| DESCRIPTION OF THE TASK |
Scan the data. Collect each line that contains the word "floor".

Dataset excerpt:

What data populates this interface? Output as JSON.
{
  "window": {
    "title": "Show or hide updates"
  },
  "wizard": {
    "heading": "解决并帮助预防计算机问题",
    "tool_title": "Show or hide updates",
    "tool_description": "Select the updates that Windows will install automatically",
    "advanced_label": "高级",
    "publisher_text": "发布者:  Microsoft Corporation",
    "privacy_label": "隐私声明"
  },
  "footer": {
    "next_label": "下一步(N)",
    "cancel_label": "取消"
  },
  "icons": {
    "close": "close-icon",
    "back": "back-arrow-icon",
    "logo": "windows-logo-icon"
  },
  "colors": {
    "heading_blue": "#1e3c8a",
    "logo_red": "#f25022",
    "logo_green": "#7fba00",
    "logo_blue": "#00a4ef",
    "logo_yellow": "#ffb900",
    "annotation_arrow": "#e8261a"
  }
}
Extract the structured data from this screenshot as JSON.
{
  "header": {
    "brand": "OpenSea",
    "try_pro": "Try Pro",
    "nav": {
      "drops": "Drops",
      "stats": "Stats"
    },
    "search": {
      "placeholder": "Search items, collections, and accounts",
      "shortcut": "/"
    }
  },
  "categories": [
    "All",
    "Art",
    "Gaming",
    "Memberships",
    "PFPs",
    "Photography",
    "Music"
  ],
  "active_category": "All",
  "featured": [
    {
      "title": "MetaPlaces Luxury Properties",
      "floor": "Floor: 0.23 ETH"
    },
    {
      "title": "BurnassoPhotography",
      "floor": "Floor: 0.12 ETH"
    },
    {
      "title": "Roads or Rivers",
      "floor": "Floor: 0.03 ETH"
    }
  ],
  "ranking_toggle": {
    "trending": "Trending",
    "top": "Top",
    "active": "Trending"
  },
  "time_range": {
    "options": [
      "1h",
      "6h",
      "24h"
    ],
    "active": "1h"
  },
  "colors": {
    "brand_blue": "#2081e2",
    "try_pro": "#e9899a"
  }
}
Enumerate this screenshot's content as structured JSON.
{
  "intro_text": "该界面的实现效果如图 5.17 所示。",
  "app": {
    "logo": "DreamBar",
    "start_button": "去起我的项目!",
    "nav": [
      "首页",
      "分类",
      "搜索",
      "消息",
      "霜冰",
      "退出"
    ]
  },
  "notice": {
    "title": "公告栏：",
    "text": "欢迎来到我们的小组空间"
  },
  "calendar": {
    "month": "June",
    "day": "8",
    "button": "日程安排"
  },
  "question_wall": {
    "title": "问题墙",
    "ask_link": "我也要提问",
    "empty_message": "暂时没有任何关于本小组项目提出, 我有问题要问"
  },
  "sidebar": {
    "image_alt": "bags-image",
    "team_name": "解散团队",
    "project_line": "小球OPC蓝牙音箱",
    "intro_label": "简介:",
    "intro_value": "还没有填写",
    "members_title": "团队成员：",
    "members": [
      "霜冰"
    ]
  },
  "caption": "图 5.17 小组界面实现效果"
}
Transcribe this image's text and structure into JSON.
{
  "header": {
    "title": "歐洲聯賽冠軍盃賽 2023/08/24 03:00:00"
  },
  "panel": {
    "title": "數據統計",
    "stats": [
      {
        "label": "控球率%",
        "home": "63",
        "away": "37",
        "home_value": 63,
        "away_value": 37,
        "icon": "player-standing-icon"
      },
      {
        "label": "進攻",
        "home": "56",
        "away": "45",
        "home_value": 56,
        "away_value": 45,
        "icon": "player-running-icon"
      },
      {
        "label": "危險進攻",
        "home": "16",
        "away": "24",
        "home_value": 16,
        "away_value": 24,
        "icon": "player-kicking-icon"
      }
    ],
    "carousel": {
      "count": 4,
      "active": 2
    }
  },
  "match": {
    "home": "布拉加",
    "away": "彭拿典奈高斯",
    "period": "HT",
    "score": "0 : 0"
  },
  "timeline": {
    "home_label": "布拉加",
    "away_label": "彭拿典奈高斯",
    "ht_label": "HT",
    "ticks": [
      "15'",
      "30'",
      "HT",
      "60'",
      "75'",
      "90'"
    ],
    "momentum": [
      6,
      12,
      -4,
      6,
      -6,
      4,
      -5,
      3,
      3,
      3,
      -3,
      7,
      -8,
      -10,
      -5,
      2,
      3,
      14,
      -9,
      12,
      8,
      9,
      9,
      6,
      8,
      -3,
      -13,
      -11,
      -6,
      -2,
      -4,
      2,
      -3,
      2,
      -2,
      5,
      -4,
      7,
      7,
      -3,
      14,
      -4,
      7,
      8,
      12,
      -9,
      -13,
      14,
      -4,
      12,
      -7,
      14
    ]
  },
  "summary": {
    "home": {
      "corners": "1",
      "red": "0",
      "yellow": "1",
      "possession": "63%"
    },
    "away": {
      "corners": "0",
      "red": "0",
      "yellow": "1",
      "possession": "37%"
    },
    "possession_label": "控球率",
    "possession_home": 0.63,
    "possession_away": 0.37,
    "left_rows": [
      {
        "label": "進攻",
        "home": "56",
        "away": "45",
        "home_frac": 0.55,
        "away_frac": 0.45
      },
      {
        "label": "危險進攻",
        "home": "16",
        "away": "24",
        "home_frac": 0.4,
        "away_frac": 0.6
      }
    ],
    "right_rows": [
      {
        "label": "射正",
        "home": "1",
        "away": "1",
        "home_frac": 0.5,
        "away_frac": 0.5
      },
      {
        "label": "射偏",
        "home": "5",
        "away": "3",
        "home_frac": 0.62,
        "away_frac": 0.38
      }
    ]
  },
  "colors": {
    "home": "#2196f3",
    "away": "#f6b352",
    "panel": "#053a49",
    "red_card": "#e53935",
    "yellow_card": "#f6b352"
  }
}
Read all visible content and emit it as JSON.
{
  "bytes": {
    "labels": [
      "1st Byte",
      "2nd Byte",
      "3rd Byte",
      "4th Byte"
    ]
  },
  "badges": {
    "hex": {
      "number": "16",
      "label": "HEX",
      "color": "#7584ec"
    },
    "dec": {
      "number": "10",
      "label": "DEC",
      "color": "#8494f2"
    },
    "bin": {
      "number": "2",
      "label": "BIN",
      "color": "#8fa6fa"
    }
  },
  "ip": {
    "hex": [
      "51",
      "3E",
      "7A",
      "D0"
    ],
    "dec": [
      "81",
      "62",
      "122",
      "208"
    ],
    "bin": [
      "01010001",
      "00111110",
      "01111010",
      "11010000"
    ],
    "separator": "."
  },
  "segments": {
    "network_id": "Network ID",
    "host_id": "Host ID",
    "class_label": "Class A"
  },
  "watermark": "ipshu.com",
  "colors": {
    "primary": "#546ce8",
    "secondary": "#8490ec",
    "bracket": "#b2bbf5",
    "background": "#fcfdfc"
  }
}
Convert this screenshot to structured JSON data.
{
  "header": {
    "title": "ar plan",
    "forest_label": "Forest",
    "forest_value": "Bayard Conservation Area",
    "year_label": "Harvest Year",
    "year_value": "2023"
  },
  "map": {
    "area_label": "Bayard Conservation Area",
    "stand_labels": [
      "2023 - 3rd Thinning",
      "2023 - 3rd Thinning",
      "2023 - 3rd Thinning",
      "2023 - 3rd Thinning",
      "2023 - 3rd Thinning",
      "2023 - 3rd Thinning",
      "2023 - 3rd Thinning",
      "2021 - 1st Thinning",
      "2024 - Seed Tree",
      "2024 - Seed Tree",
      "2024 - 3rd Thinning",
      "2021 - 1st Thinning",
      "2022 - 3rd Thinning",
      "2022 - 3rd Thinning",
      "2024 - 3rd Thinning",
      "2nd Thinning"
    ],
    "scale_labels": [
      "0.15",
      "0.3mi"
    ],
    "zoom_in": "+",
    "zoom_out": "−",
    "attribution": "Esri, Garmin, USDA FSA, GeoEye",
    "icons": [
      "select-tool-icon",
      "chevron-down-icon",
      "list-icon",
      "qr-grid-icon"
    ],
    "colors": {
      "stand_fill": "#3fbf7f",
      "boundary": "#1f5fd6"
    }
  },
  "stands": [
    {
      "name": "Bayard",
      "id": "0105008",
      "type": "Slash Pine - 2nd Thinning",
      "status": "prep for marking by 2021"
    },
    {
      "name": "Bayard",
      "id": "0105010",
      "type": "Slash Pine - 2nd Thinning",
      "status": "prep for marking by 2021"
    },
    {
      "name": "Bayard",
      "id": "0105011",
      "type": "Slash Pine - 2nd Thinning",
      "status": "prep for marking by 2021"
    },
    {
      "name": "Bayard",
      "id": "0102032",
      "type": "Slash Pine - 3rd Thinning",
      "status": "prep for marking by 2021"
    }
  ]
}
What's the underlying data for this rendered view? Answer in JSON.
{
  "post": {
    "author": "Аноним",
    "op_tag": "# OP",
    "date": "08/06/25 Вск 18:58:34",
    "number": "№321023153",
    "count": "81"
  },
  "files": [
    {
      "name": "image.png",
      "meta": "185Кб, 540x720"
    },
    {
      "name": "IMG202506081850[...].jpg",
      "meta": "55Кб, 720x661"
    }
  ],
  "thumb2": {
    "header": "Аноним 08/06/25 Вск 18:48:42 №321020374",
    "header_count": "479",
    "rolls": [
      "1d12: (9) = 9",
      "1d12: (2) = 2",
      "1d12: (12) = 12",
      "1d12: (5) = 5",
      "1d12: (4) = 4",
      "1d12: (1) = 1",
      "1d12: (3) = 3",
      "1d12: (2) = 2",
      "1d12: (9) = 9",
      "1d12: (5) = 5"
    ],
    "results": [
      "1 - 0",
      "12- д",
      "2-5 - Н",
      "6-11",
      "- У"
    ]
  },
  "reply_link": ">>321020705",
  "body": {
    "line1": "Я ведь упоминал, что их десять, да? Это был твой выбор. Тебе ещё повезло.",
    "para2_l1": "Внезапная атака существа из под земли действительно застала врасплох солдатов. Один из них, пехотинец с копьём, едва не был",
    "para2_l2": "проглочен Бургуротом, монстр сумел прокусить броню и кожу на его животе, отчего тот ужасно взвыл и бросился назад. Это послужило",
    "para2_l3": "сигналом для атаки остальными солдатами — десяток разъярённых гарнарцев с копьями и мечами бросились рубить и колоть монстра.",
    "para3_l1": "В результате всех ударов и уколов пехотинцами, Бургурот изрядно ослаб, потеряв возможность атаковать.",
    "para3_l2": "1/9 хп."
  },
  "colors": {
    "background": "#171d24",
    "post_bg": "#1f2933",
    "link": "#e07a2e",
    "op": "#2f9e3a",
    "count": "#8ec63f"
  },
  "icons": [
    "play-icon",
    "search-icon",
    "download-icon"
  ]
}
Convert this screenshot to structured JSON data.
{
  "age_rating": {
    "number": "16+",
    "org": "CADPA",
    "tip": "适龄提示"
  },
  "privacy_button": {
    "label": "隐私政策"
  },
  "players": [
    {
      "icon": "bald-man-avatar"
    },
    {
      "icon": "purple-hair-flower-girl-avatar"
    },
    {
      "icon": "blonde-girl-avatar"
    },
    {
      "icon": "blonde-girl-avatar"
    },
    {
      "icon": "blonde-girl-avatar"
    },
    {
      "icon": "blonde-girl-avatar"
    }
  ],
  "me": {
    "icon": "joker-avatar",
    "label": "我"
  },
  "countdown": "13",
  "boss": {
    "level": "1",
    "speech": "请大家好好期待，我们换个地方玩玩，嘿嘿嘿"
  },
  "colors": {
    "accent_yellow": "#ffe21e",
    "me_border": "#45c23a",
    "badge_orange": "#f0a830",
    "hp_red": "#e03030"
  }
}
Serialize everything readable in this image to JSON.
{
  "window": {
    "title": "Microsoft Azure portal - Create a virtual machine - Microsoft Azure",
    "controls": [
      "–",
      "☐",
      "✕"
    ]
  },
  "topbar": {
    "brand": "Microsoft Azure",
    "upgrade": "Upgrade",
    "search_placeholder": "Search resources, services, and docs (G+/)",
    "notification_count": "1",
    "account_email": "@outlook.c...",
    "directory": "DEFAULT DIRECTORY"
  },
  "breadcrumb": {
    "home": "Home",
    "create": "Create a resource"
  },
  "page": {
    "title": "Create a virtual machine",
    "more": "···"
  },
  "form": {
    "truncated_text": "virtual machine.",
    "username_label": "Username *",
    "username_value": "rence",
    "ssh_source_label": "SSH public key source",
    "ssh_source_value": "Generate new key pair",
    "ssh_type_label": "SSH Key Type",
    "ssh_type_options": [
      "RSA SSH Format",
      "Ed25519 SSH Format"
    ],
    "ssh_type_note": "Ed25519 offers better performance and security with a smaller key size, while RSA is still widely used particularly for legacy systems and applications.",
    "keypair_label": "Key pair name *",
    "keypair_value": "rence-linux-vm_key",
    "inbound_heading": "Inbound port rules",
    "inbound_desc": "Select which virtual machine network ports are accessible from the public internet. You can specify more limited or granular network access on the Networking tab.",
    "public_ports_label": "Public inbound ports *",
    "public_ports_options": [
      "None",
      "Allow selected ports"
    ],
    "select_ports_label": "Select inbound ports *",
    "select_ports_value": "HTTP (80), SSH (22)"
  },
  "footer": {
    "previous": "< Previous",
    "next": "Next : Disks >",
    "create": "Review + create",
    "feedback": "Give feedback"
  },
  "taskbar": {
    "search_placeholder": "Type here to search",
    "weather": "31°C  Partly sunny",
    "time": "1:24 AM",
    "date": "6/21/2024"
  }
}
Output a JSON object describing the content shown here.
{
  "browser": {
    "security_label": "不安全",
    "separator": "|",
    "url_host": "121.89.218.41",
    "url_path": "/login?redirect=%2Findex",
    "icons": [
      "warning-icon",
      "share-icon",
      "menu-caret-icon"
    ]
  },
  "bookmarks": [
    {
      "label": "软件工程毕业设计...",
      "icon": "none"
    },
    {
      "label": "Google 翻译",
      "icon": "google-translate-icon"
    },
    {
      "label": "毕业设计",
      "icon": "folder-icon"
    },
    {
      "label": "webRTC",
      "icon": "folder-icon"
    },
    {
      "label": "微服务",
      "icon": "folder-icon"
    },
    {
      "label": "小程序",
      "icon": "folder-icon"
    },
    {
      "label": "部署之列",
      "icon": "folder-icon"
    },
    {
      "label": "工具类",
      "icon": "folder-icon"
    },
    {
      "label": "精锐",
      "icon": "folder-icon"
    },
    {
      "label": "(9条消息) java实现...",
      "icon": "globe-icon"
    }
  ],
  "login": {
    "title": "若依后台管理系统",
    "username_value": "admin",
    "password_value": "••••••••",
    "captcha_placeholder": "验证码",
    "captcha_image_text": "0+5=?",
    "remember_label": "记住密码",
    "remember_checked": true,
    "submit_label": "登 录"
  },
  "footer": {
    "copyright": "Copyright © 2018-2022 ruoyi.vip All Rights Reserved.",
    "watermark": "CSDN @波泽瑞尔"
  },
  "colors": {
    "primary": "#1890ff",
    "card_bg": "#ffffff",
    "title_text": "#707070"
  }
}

| EXERCISE RESPONSE |
      "floor": "Floor: 0.23 ETH"
      "floor": "Floor: 0.12 ETH"
      "floor": "Floor: 0.03 ETH"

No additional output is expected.